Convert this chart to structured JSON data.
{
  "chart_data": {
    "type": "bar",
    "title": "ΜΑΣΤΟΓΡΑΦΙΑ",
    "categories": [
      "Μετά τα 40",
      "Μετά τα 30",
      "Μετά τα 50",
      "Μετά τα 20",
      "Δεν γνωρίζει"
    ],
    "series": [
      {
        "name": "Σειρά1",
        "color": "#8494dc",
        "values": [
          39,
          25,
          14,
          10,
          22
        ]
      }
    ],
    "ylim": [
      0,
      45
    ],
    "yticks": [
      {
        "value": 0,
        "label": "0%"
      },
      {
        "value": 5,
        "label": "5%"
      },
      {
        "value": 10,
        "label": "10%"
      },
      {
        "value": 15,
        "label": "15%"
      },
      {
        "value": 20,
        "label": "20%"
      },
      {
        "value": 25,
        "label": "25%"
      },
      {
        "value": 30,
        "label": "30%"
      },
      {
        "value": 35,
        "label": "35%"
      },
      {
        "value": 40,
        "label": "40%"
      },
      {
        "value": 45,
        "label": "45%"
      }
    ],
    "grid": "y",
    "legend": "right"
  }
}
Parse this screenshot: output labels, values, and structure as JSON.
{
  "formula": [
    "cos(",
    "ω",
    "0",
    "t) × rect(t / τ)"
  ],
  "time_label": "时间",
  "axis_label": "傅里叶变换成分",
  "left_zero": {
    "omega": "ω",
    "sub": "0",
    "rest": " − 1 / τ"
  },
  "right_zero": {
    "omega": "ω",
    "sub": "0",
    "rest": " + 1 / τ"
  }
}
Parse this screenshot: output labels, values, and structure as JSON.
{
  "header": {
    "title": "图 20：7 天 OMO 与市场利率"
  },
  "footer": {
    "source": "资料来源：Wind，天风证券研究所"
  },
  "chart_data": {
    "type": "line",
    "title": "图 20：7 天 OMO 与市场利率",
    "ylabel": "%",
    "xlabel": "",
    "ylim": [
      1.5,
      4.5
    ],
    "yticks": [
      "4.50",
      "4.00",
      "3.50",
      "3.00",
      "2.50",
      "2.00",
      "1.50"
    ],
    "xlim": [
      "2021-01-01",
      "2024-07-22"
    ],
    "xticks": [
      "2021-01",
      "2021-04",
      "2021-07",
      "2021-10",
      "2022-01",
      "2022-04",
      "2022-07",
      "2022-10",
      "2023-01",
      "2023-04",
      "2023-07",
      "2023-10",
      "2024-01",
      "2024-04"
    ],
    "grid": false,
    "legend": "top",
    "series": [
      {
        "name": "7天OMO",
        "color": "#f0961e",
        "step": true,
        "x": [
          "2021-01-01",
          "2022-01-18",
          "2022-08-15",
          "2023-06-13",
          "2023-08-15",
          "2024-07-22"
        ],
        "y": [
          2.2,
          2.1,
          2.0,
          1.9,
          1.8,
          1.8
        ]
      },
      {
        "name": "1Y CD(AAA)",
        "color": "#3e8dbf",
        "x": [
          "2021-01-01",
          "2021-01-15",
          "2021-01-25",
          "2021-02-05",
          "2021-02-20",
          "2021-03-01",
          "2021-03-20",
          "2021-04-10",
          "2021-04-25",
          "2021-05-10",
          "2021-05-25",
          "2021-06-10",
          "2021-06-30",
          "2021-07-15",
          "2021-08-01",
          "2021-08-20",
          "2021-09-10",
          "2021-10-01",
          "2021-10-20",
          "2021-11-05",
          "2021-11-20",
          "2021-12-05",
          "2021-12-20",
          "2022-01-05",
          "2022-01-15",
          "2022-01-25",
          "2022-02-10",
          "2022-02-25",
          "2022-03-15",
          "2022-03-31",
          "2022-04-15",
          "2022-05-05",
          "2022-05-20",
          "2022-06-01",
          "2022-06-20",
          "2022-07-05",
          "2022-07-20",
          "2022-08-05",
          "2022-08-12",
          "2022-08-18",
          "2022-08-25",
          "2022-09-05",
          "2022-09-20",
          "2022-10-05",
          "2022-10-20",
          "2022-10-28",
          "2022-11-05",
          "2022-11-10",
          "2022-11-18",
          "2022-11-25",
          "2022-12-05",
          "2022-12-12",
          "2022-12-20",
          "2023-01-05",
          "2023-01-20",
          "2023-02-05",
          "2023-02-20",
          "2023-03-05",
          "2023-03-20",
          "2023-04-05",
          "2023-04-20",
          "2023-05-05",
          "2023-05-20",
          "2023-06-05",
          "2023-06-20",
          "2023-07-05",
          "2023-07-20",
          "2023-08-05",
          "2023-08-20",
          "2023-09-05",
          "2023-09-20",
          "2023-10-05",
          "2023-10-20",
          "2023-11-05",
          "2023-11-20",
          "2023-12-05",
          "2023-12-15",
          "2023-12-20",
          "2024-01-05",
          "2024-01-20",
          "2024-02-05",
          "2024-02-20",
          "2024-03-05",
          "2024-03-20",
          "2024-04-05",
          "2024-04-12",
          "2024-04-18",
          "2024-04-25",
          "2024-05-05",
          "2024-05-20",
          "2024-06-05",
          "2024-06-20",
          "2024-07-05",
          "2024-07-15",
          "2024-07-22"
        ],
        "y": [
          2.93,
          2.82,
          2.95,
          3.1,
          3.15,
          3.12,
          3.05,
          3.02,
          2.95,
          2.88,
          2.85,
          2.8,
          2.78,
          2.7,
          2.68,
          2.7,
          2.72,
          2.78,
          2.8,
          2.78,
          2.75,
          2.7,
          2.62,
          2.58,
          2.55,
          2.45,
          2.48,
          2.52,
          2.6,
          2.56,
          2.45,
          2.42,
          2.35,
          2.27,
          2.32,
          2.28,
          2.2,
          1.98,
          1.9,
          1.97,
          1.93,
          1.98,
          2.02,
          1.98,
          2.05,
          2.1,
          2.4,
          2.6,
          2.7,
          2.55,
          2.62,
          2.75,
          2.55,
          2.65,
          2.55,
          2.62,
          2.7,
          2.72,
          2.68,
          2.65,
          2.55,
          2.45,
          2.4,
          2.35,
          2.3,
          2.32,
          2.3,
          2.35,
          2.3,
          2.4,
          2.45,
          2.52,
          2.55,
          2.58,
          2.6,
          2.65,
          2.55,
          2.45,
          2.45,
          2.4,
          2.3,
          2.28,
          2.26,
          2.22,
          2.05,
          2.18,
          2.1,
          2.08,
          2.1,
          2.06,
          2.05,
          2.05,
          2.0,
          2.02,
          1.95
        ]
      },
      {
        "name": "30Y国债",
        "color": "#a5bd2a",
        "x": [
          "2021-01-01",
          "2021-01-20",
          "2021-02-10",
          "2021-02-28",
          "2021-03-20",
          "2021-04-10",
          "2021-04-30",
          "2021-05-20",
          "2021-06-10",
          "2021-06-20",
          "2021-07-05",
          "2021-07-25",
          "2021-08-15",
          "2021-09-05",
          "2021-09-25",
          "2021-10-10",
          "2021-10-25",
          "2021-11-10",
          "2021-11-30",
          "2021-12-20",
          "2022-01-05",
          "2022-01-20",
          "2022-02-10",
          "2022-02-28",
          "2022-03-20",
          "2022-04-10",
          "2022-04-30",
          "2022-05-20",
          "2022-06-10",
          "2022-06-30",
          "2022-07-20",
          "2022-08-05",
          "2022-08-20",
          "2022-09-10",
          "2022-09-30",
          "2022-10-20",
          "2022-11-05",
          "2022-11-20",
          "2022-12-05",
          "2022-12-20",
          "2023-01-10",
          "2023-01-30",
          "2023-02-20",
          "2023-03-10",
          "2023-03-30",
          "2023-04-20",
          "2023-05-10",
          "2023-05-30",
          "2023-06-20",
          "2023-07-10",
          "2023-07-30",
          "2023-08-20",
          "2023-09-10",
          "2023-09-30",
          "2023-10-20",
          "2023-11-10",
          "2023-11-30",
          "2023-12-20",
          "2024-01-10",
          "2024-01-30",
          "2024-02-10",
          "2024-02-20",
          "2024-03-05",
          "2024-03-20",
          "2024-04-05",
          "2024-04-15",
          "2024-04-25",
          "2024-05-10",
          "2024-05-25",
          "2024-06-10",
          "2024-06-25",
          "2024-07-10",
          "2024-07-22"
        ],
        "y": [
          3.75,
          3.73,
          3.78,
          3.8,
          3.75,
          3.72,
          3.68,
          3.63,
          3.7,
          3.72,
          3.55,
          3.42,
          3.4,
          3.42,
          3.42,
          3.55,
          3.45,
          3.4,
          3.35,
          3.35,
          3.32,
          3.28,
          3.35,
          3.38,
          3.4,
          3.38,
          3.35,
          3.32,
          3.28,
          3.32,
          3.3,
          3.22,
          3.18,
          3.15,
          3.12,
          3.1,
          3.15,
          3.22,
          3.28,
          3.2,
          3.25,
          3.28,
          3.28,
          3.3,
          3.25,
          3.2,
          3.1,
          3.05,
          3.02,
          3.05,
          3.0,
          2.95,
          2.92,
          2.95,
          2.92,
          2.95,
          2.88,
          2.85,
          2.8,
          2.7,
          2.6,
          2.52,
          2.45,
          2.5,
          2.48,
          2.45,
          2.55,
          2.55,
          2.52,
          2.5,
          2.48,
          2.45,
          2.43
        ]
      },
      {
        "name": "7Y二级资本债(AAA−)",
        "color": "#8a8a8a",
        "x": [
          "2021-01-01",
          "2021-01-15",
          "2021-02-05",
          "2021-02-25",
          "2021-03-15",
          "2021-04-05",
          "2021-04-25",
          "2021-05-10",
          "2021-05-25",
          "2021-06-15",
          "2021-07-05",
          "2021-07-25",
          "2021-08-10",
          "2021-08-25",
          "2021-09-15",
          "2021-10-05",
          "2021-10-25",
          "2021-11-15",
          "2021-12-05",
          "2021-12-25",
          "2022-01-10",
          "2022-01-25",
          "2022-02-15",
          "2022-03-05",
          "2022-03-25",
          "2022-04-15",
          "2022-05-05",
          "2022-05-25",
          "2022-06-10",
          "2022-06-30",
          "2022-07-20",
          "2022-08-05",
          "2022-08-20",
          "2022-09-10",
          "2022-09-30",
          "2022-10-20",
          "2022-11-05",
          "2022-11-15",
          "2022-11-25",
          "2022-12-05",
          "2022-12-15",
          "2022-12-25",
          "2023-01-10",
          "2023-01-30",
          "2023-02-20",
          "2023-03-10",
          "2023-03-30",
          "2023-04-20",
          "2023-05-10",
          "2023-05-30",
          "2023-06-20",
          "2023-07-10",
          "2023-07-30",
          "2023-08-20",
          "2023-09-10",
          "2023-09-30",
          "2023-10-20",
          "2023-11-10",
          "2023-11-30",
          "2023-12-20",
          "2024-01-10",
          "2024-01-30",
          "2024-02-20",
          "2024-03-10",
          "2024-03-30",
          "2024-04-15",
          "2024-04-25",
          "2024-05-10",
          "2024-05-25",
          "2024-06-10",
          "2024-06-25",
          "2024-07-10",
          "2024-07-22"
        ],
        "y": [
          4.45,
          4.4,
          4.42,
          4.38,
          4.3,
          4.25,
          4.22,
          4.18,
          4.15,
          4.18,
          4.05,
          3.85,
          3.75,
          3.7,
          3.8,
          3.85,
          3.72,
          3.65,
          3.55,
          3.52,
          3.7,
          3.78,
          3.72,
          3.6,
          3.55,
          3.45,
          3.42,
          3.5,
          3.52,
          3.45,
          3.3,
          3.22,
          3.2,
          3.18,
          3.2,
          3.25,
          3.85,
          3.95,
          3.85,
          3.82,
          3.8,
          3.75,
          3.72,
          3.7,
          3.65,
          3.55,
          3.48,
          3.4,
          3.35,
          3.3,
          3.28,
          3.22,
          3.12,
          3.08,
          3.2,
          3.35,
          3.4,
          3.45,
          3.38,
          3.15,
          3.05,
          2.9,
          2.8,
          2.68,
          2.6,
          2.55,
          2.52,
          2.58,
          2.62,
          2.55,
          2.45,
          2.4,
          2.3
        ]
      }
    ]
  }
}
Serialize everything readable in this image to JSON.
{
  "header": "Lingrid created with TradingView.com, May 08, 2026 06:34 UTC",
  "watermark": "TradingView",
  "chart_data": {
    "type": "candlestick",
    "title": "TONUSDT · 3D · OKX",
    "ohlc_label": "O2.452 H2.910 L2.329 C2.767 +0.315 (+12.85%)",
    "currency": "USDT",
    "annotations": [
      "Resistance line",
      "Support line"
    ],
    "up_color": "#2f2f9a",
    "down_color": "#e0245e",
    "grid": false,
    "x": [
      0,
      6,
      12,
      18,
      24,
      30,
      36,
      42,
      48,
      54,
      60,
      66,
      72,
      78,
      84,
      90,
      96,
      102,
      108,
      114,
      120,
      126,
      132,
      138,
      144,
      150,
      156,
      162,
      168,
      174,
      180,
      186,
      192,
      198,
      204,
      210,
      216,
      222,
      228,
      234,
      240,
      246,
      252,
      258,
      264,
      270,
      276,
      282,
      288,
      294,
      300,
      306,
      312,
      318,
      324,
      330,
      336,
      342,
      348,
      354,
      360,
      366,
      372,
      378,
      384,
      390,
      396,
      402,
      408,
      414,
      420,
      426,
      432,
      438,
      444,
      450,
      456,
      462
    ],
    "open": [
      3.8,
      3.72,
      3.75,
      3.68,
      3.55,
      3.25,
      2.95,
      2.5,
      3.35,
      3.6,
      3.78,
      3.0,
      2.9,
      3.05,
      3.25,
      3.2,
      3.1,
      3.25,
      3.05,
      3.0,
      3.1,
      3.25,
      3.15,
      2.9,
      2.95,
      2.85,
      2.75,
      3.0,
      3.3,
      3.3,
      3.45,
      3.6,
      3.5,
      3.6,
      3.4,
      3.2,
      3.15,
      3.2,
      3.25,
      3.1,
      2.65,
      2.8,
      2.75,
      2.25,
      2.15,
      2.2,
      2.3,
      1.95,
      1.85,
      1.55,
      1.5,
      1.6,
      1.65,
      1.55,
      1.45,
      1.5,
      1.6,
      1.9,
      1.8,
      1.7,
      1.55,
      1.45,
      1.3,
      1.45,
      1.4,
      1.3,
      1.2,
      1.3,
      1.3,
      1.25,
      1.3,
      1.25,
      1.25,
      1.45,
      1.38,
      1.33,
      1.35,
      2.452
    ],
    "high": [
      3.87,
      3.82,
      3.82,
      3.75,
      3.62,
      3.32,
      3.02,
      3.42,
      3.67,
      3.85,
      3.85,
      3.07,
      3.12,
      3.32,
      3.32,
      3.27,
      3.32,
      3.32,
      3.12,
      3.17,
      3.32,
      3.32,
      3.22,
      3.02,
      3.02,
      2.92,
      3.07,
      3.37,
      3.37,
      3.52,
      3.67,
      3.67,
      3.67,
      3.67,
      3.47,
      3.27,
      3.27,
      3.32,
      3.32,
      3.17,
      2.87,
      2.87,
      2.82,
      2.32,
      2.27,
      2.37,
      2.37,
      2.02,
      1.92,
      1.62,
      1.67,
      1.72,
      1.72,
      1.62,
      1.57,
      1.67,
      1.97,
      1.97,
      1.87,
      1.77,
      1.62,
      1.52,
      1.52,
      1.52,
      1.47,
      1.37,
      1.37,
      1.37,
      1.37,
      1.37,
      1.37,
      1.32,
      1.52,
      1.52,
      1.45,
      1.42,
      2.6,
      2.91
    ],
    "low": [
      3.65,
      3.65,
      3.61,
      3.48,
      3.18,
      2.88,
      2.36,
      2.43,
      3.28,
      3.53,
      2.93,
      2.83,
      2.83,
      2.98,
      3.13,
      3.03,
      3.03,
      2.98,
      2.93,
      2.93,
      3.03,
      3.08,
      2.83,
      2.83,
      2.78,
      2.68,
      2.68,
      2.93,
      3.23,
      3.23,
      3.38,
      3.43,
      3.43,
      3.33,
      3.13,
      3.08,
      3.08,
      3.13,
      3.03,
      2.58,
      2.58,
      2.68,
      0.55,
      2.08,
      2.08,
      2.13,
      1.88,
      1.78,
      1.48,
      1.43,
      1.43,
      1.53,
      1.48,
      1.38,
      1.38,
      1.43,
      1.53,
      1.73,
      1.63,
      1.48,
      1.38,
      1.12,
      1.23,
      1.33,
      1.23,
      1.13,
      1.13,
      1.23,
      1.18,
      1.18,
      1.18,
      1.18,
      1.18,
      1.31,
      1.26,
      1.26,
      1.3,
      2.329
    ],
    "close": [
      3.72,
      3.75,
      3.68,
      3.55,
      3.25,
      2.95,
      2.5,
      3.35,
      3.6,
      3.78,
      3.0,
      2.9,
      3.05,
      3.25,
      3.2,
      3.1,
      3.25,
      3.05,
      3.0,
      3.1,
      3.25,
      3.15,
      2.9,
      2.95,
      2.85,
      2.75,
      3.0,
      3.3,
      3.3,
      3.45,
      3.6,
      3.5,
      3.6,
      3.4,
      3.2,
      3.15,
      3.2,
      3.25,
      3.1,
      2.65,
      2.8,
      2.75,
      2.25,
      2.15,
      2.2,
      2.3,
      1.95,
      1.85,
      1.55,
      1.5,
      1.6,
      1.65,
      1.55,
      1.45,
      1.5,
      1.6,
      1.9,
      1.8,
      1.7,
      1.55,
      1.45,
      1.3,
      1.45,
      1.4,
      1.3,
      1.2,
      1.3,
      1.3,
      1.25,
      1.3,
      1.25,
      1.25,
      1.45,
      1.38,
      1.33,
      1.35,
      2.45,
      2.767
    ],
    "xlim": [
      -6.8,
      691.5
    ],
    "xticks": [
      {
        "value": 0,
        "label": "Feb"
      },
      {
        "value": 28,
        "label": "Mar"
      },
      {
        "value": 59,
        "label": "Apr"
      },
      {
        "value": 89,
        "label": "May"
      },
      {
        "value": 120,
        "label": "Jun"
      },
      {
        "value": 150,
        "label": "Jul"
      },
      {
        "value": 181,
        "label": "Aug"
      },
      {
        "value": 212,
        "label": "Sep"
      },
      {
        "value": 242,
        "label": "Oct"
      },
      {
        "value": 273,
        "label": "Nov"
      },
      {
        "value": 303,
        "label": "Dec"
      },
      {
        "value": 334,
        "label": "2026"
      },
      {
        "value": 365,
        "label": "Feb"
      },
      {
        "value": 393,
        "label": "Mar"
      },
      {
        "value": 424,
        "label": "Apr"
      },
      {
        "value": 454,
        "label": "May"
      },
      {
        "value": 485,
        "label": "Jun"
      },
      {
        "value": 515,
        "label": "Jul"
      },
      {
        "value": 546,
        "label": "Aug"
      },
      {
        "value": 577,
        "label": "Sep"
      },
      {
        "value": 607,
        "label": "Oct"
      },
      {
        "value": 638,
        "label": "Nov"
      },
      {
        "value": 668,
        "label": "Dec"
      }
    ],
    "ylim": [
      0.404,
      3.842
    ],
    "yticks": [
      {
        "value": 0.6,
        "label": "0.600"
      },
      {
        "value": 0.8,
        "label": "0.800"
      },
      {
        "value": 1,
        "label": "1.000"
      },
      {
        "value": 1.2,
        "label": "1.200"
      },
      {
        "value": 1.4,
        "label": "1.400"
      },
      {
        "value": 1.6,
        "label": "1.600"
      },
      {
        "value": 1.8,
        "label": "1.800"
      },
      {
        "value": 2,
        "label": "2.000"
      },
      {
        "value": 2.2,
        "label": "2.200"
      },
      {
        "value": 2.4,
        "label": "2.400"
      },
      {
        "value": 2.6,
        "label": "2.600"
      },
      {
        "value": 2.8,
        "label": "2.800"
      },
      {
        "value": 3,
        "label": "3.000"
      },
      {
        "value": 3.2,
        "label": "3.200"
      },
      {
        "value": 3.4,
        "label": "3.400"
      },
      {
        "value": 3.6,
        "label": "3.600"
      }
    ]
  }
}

» **Exercise instructions**:
From the records given above, copy all lines containing "name".

» **Worked solution**:
        "name": "Σειρά1",
        "name": "7天OMO",
        "name": "1Y CD(AAA)",
        "name": "30Y国债",
        "name": "7Y二级资本债(AAA−)",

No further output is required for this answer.